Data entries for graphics
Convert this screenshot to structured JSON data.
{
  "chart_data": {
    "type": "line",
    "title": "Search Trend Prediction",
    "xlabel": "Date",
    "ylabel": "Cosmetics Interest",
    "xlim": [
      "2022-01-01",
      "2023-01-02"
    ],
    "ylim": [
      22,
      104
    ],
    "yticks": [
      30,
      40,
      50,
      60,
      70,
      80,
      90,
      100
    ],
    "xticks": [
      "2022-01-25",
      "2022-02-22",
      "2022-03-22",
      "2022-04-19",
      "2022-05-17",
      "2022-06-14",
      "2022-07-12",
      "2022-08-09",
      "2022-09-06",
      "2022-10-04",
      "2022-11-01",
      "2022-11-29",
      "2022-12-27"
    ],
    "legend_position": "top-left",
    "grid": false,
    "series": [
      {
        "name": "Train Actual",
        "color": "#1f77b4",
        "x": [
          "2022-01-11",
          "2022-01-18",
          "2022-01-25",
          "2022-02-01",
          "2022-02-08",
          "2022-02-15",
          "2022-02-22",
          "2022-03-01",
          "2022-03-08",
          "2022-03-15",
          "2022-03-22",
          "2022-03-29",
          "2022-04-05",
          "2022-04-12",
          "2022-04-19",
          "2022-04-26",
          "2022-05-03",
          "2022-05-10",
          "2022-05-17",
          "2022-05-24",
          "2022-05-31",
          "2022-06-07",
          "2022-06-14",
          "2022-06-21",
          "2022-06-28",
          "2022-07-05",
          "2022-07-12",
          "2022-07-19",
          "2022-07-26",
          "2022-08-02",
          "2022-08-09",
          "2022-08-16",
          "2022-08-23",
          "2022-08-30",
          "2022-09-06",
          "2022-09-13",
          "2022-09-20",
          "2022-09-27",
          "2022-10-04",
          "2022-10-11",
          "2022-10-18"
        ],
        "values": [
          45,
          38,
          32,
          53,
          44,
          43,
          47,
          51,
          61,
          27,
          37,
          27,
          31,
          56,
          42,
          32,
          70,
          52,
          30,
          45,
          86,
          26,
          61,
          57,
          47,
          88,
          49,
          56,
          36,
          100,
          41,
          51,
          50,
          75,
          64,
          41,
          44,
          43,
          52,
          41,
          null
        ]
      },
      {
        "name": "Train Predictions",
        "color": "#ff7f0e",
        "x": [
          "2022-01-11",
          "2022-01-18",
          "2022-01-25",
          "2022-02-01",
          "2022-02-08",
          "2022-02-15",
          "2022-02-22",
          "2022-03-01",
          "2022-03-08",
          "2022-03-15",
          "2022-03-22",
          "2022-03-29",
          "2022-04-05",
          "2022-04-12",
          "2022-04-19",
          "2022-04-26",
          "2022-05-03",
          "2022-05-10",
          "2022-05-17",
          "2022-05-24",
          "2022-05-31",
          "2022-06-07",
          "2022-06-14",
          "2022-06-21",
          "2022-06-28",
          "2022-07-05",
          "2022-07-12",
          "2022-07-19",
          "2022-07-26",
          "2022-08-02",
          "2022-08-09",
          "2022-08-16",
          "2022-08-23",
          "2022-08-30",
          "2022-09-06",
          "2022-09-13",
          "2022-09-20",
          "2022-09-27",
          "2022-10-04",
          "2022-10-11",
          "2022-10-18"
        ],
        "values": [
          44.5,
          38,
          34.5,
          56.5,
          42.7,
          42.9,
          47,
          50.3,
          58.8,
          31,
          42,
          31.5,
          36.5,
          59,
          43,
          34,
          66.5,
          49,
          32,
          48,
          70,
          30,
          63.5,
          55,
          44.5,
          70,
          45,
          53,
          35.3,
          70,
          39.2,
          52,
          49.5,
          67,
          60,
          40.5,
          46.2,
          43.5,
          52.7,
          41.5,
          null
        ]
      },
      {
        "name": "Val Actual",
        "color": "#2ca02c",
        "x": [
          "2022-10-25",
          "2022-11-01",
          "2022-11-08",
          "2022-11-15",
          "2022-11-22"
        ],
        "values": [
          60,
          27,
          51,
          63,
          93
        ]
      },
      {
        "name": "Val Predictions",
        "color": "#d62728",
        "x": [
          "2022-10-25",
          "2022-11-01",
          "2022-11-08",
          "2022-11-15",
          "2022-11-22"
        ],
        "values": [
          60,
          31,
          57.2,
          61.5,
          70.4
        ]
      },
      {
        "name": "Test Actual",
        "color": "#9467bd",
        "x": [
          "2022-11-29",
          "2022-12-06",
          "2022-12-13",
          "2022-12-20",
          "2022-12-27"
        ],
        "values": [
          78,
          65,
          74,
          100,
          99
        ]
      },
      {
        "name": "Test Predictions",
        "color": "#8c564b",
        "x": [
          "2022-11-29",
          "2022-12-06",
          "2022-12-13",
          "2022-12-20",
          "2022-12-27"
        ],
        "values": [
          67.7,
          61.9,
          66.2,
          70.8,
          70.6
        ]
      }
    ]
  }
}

*Instructions to follow*. From the data, list each line in which the string "Train" appears.

*Solution*.
        "name": "Train Actual",
        "name": "Train Predictions",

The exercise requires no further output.